What the exercise asks:
Scan the lines below for the string "content" and report how many lines contain it, giving only the number.

(Dataset items)
##############################

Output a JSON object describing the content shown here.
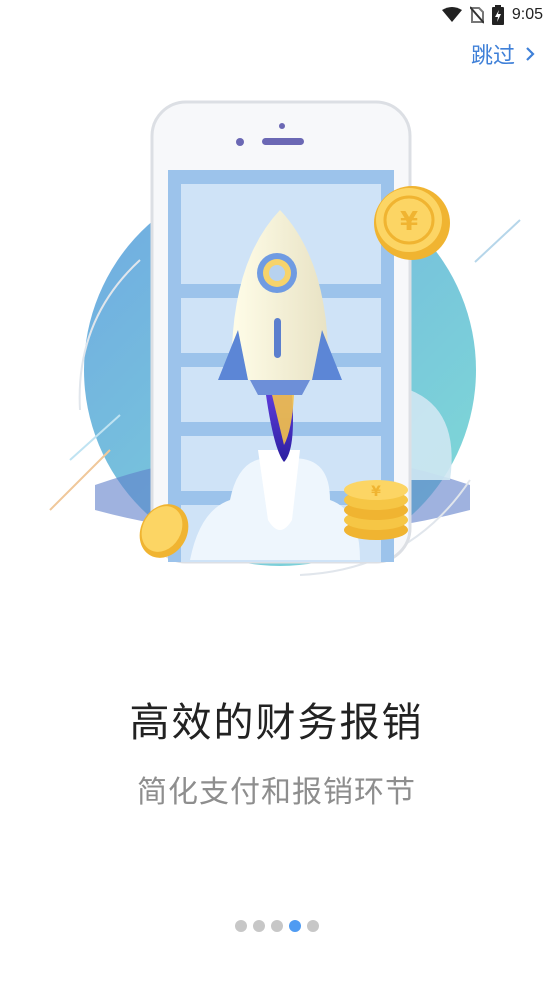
{
  "status_bar": {
    "time": "9:05",
    "icons": [
      "wifi-icon",
      "no-sim-icon",
      "battery-icon"
    ]
  },
  "skip": {
    "label": "跳过",
    "icon": "chevron-right-icon"
  },
  "content": {
    "title": "高效的财务报销",
    "subtitle": "简化支付和报销环节"
  },
  "pager": {
    "total": 5,
    "active_index": 3
  },
  "colors": {
    "accent": "#3f80d8",
    "dot_active": "#4f9bf2",
    "dot_inactive": "#c7c7c7"
  }
}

##############################

Solution to this task:
2